[Excerpt from a dataset]
# # # # #

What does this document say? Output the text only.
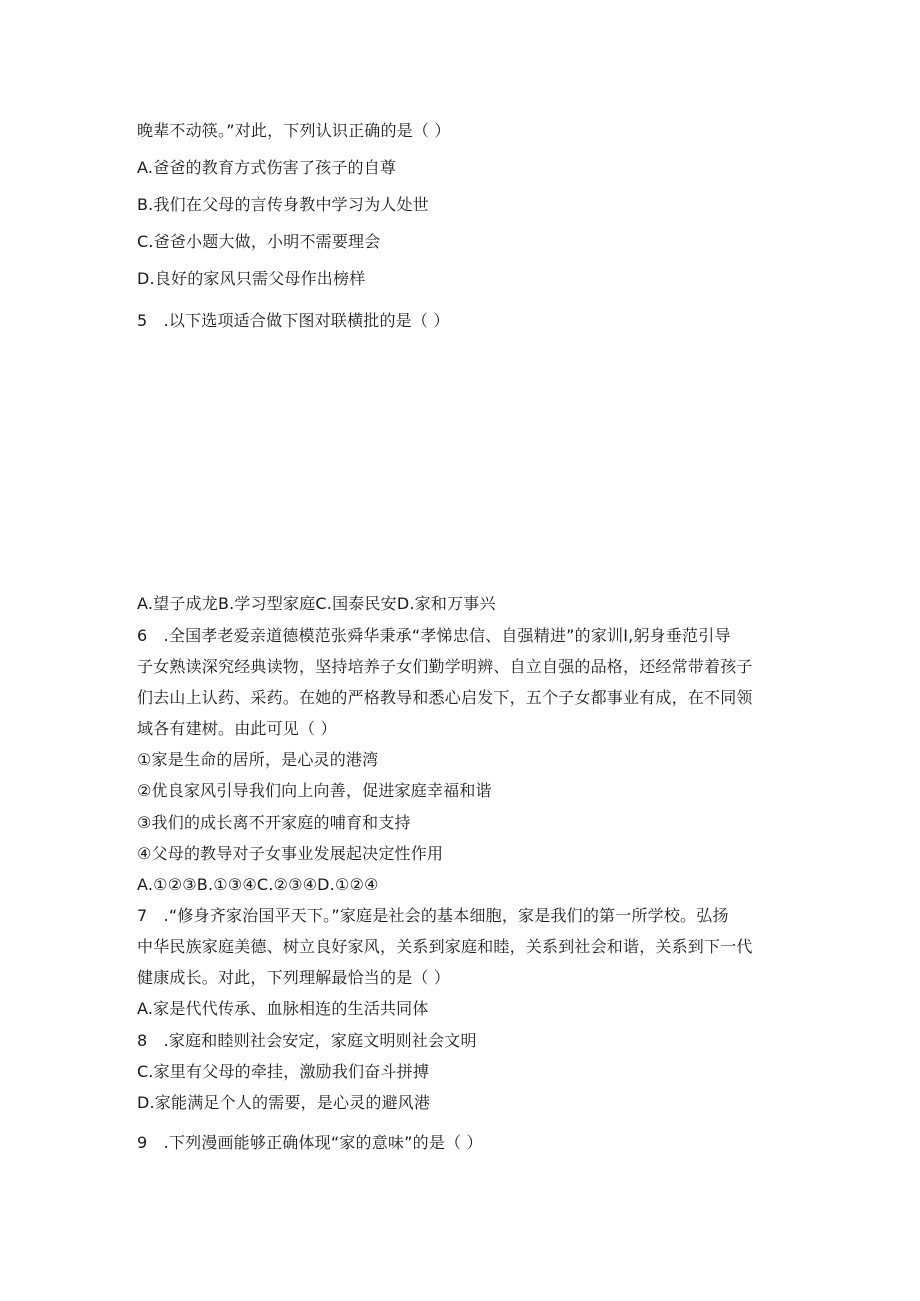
晚辈不动筷。”对此，下列认识正确的是（ ）
A.爸爸的教育方式伤害了孩子的自尊
B.我们在父母的言传身教中学习为人处世
C.爸爸小题大做，小明不需要理会
D.良好的家风只需父母作出榜样
5　.以下选项适合做下图对联横批的是（ ）
A.望子成龙B.学习型家庭C.国泰民安D.家和万事兴
6　.全国孝老爱亲道德模范张舜华秉承“孝悌忠信、自强精进”的家训I,躬身垂范引导
子女熟读深究经典读物，坚持培养子女们勤学明辨、自立自强的品格，还经常带着孩子
们去山上认药、采药。在她的严格教导和悉心启发下，五个子女都事业有成，在不同领
域各有建树。由此可见（ ）
①家是生命的居所，是心灵的港湾
②优良家风引导我们向上向善，促进家庭幸福和谐
③我们的成长离不开家庭的哺育和支持
④父母的教导对子女事业发展起决定性作用
A.①②③B.①③④C.②③④D.①②④
7　.“修身齐家治国平天下。”家庭是社会的基本细胞，家是我们的第一所学校。弘扬
中华民族家庭美德、树立良好家风，关系到家庭和睦，关系到社会和谐，关系到下一代
健康成长。对此，下列理解最恰当的是（ ）
A.家是代代传承、血脉相连的生活共同体
8　.家庭和睦则社会安定，家庭文明则社会文明
C.家里有父母的牵挂，激励我们奋斗拼搏
D.家能满足个人的需要，是心灵的避风港
9　.下列漫画能够正确体现“家的意味”的是（ ）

# # # # #

Transcribe all the data word for word; the images stay out.

RESPONSE:
What does this document say? Output the text only.
晚辈不动筷。”对此，下列认识正确的是（ ）
A.爸爸的教育方式伤害了孩子的自尊
B.我们在父母的言传身教中学习为人处世
C.爸爸小题大做，小明不需要理会
D.良好的家风只需父母作出榜样
5　.以下选项适合做下图对联横批的是（ ）
A.望子成龙B.学习型家庭C.国泰民安D.家和万事兴
6　.全国孝老爱亲道德模范张舜华秉承“孝悌忠信、自强精进”的家训I,躬身垂范引导
子女熟读深究经典读物，坚持培养子女们勤学明辨、自立自强的品格，还经常带着孩子
们去山上认药、采药。在她的严格教导和悉心启发下，五个子女都事业有成，在不同领
域各有建树。由此可见（ ）
①家是生命的居所，是心灵的港湾
②优良家风引导我们向上向善，促进家庭幸福和谐
③我们的成长离不开家庭的哺育和支持
④父母的教导对子女事业发展起决定性作用
A.①②③B.①③④C.②③④D.①②④
7　.“修身齐家治国平天下。”家庭是社会的基本细胞，家是我们的第一所学校。弘扬
中华民族家庭美德、树立良好家风，关系到家庭和睦，关系到社会和谐，关系到下一代
健康成长。对此，下列理解最恰当的是（ ）
A.家是代代传承、血脉相连的生活共同体
8　.家庭和睦则社会安定，家庭文明则社会文明
C.家里有父母的牵挂，激励我们奋斗拼搏
D.家能满足个人的需要，是心灵的避风港
9　.下列漫画能够正确体现“家的意味”的是（ ）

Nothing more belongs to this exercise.